#### Task material:
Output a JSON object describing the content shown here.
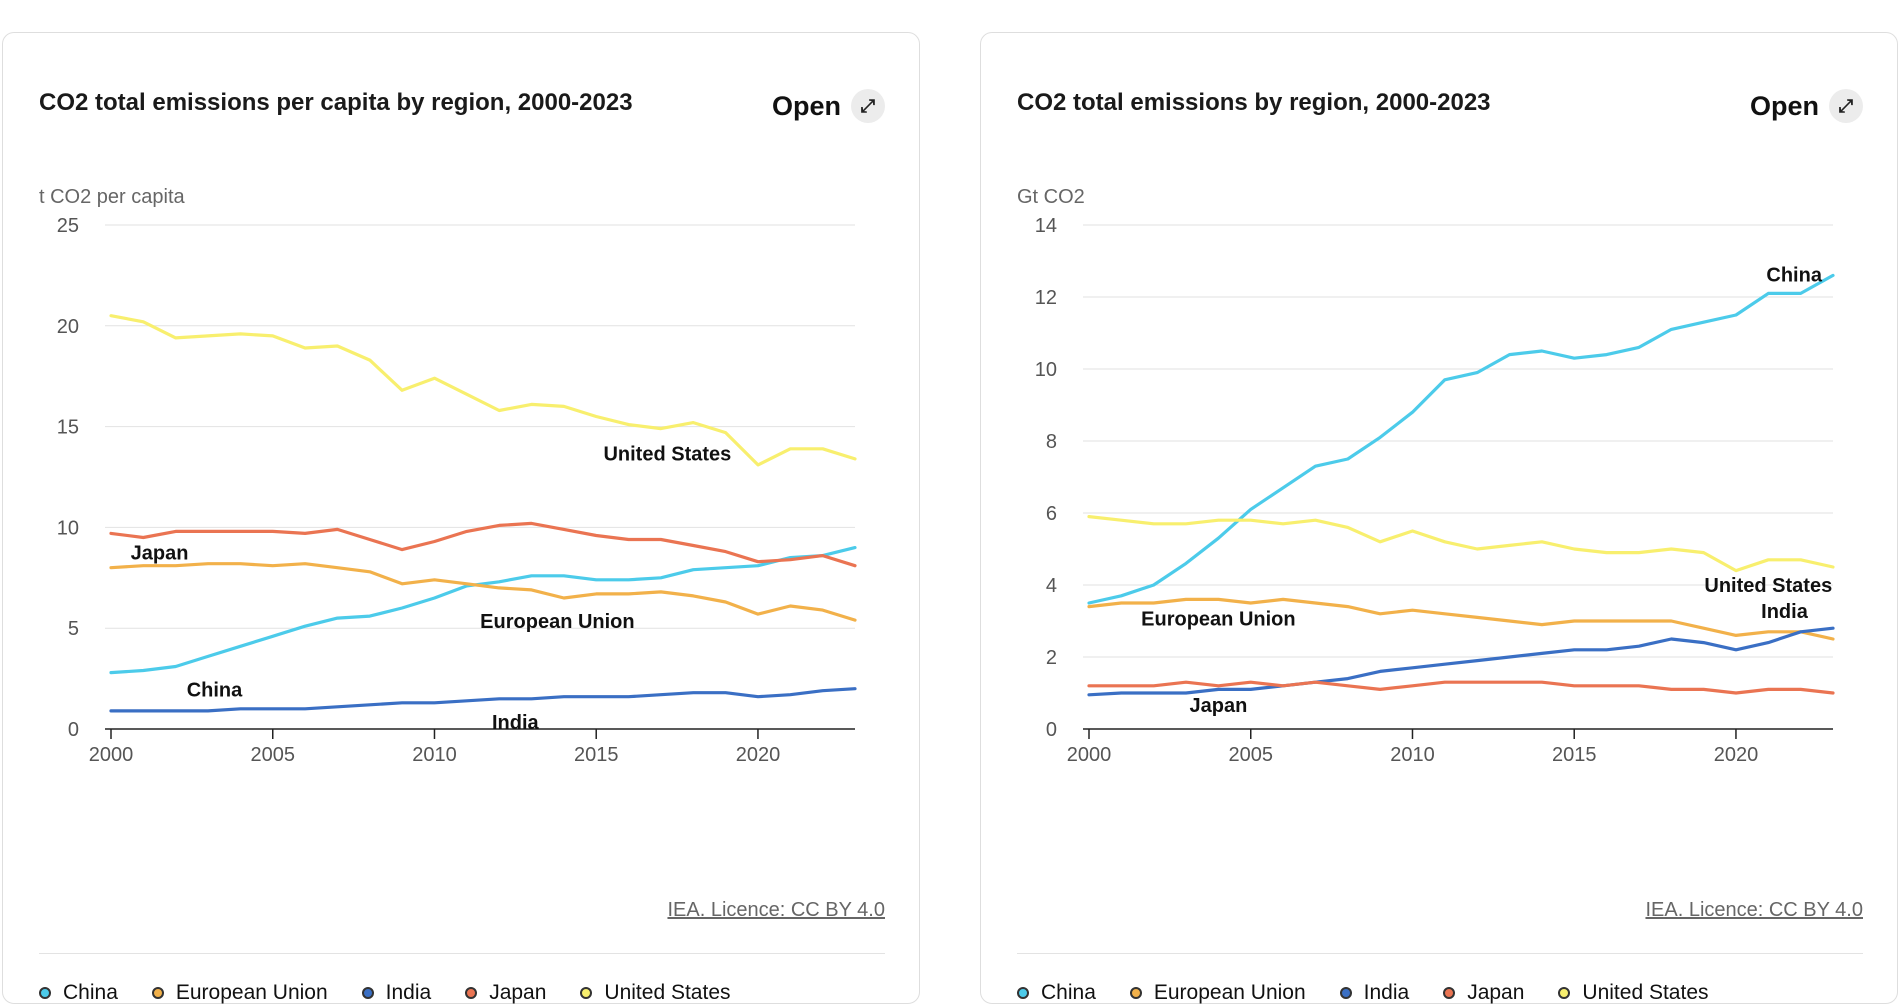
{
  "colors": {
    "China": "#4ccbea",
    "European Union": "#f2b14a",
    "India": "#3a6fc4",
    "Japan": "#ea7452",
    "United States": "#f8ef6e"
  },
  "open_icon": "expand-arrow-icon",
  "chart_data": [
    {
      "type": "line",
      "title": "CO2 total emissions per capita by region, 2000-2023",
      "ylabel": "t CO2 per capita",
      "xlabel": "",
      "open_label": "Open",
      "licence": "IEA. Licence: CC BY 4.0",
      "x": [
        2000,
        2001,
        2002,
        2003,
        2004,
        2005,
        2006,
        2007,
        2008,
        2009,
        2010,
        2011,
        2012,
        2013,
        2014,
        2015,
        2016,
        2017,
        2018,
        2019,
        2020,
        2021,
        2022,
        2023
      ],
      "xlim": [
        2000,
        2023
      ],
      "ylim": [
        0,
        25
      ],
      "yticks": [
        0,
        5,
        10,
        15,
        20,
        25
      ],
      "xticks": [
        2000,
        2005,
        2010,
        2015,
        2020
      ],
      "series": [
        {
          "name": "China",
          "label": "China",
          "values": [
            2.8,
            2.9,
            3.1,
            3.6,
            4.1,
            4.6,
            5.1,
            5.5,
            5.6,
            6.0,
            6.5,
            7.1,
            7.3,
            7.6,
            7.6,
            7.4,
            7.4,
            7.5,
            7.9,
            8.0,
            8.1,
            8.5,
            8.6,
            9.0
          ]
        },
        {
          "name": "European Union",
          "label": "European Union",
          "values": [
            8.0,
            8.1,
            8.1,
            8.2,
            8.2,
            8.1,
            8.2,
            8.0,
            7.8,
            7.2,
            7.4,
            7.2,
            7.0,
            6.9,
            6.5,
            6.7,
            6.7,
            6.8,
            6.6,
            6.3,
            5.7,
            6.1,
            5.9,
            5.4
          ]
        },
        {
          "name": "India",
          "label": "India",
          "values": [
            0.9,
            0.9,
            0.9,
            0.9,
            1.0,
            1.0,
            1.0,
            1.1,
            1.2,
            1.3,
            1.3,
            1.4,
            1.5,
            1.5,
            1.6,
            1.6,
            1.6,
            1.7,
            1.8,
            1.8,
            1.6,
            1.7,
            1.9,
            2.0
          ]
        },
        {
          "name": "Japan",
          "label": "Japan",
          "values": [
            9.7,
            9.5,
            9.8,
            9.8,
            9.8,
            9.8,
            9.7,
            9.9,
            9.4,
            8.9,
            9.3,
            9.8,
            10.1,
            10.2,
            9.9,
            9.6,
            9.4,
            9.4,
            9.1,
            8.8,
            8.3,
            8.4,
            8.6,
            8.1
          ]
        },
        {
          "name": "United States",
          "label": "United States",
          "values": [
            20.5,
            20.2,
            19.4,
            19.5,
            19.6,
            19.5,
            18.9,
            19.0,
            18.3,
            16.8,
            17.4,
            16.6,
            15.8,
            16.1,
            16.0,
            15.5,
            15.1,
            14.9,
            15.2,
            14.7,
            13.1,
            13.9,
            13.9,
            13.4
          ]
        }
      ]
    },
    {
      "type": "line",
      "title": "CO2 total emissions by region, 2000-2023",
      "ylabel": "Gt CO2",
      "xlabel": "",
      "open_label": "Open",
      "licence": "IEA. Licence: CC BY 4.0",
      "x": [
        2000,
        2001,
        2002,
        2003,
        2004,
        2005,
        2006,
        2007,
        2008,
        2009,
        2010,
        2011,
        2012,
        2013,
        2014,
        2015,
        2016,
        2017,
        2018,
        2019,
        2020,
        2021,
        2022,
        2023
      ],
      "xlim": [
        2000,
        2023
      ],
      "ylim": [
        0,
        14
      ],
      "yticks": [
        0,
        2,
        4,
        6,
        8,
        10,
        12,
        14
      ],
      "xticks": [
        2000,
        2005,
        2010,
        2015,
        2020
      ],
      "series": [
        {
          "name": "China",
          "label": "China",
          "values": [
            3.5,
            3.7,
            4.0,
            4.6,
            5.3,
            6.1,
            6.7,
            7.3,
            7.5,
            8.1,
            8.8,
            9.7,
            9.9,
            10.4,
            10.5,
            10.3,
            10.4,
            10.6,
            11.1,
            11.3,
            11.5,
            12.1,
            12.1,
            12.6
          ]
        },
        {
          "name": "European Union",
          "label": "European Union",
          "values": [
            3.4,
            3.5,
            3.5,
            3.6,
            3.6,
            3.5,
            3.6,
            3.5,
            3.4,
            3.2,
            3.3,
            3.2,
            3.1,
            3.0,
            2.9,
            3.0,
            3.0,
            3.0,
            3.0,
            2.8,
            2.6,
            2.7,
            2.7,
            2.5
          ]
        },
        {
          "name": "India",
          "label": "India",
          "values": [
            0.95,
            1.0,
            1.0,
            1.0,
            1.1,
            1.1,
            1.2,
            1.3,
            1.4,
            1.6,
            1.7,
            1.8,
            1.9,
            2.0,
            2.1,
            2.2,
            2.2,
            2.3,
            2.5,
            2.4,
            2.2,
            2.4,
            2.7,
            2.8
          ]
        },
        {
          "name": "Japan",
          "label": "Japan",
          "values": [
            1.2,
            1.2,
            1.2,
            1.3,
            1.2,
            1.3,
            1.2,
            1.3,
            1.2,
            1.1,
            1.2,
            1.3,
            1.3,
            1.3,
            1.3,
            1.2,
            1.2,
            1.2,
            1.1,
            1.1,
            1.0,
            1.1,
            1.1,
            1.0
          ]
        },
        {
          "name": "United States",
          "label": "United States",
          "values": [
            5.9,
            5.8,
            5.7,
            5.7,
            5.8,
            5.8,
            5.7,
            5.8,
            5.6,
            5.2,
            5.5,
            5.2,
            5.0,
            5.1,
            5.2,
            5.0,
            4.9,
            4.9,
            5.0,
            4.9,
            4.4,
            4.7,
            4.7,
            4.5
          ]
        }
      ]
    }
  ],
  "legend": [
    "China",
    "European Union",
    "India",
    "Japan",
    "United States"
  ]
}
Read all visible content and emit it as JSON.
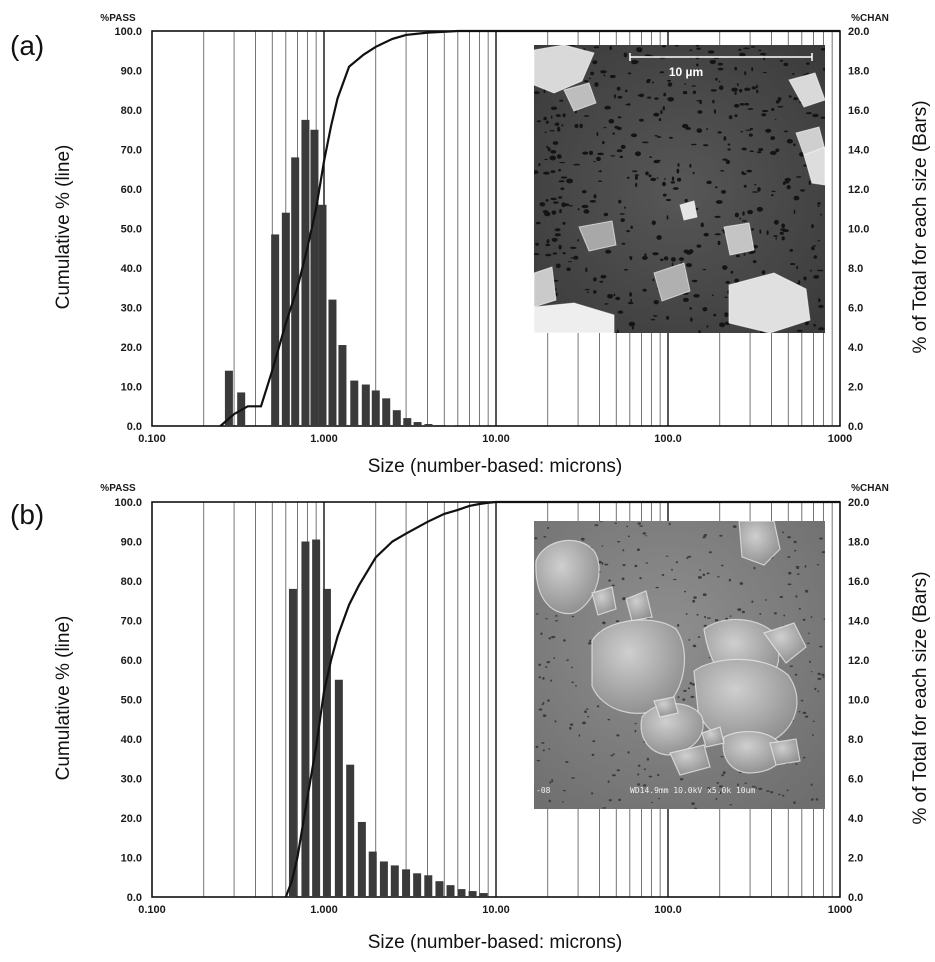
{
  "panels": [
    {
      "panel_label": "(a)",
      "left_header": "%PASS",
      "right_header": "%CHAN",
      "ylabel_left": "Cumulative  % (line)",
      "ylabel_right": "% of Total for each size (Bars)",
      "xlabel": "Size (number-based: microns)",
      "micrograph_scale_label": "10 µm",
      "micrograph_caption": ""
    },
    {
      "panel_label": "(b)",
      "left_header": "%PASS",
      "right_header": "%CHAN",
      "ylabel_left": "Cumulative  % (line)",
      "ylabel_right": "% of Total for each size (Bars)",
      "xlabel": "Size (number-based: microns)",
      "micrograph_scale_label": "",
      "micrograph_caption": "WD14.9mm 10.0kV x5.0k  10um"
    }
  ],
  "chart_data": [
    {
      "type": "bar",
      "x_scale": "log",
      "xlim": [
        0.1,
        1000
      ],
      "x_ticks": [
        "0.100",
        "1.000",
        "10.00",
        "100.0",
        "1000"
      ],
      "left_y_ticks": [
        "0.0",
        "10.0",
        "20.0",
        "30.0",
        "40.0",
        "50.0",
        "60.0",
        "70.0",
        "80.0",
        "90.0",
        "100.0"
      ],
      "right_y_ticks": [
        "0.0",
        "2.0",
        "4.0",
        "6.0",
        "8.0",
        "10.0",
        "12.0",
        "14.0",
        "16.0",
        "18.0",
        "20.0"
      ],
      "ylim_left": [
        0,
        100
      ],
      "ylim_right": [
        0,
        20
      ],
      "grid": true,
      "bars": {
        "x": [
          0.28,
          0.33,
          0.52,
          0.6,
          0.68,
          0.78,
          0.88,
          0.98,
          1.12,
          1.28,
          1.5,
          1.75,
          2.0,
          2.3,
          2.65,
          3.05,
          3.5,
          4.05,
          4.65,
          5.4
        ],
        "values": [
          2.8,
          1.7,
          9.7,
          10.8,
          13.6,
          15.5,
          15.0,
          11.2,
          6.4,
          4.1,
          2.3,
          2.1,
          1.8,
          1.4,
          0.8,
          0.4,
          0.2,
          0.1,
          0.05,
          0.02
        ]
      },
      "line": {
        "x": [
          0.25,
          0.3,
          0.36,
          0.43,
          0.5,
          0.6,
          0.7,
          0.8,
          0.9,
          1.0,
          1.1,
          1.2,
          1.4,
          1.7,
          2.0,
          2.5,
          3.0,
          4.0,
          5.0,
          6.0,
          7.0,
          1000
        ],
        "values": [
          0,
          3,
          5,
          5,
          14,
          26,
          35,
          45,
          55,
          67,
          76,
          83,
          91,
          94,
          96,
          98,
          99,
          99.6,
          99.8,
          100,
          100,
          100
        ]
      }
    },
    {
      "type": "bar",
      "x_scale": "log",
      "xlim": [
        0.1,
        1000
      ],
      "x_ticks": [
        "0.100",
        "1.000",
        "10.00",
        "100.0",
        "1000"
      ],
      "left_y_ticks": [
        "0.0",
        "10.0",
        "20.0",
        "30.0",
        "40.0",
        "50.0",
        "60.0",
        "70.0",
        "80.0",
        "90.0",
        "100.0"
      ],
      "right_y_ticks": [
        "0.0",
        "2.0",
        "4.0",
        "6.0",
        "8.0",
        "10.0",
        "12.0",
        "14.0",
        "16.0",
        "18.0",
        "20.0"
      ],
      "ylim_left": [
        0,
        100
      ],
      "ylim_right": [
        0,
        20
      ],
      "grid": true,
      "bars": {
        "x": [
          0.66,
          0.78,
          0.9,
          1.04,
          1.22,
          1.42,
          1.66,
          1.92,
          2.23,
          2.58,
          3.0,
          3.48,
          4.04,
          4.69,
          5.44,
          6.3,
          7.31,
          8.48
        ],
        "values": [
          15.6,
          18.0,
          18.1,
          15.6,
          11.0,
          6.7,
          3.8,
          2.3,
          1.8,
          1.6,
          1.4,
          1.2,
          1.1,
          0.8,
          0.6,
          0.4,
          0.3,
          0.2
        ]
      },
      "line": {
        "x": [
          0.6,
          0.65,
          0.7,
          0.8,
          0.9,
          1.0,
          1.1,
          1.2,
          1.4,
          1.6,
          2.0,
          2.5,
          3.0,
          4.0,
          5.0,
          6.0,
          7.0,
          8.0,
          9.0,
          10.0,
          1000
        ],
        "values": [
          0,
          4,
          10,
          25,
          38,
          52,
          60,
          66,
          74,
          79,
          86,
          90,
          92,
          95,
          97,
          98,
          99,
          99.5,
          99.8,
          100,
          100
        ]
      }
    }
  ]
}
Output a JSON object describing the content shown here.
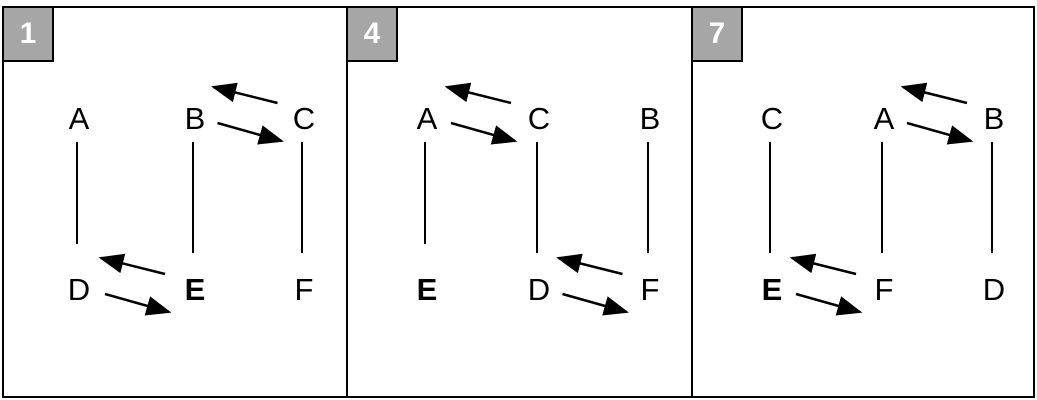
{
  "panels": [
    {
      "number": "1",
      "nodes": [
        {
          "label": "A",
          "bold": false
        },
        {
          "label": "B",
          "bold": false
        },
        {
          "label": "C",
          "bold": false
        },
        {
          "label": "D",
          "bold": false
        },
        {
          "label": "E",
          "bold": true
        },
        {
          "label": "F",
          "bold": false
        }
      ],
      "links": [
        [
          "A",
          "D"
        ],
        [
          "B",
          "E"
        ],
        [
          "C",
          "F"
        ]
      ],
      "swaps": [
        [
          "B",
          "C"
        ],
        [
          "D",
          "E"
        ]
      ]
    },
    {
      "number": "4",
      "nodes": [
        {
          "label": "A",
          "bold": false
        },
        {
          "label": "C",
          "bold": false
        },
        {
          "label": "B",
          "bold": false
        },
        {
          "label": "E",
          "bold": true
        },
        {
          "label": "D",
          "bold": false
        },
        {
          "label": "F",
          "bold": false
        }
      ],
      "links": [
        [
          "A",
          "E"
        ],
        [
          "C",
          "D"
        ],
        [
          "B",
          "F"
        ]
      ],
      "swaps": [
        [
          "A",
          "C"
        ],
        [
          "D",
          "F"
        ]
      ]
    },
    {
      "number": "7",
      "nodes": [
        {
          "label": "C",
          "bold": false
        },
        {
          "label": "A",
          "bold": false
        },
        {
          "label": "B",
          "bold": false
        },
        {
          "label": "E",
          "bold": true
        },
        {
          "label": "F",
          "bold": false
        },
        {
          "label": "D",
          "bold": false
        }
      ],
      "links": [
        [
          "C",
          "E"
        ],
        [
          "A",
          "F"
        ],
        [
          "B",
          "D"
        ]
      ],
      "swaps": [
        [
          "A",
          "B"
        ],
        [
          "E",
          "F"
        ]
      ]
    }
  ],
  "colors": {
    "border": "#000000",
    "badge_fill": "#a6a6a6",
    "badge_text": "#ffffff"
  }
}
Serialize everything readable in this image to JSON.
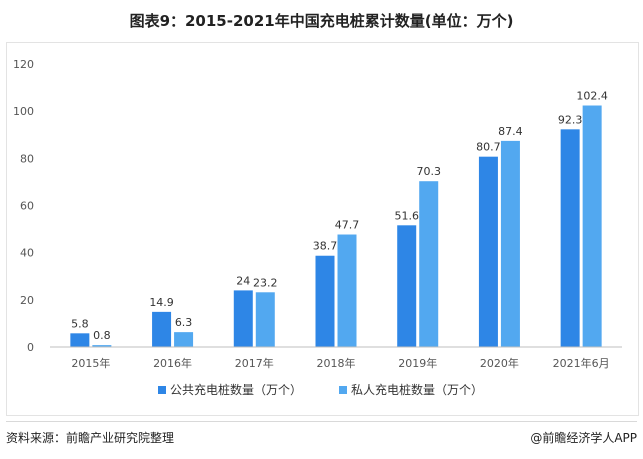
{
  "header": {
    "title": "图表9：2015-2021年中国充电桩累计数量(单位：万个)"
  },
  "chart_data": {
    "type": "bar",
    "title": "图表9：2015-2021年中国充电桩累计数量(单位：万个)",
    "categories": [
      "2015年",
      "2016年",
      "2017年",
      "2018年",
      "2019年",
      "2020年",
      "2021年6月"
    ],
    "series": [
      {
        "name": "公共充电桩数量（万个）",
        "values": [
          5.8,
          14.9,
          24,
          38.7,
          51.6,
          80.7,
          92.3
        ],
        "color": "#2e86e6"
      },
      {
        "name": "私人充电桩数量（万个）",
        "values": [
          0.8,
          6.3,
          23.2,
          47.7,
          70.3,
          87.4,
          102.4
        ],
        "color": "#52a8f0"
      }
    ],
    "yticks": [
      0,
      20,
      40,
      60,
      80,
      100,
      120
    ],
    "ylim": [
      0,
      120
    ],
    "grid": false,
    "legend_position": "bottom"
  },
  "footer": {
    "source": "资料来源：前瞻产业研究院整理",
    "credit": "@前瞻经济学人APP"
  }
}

#### Written problem:
Pull every line containing the word "capita" out of the entries above.

#### Output:
      "title": "CO2 total emissions per capita by region, 2000-2023",
      "ylabel": "t CO2 per capita",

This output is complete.